::: Material shown :::
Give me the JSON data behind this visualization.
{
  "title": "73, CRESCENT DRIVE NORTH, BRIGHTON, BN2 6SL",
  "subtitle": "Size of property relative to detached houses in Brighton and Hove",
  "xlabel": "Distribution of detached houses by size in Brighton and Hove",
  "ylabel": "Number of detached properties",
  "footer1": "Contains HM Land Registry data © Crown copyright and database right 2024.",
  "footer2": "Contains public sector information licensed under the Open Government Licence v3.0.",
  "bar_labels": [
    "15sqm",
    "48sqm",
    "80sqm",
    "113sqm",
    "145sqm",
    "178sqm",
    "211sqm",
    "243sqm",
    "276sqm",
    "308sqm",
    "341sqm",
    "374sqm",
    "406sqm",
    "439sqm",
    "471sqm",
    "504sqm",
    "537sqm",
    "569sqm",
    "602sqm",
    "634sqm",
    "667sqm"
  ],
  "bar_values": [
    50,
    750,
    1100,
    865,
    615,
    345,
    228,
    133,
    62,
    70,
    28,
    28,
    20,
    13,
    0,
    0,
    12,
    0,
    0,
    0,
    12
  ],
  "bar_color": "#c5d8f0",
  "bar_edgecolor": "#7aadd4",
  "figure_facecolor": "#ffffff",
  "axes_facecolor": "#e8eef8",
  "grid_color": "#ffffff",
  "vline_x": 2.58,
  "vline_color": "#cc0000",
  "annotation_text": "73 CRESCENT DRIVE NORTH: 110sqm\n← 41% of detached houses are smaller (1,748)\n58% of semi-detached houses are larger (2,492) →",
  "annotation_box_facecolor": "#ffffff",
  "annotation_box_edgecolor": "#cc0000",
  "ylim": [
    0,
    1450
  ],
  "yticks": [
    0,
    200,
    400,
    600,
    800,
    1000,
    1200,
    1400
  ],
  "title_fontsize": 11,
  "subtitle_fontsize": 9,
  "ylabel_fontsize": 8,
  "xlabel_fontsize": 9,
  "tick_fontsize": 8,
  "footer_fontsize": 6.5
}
:::
▶ [Stated goal]: List the lines that contain the word "houses".

▶ [Completed exercise]:
  "subtitle": "Size of property relative to detached houses in Brighton and Hove",
  "xlabel": "Distribution of detached houses by size in Brighton and Hove",
  "annotation_text": "73 CRESCENT DRIVE NORTH: 110sqm\n← 41% of detached houses are smaller (1,748)\n58% of semi-detached houses are larger (2,492) →",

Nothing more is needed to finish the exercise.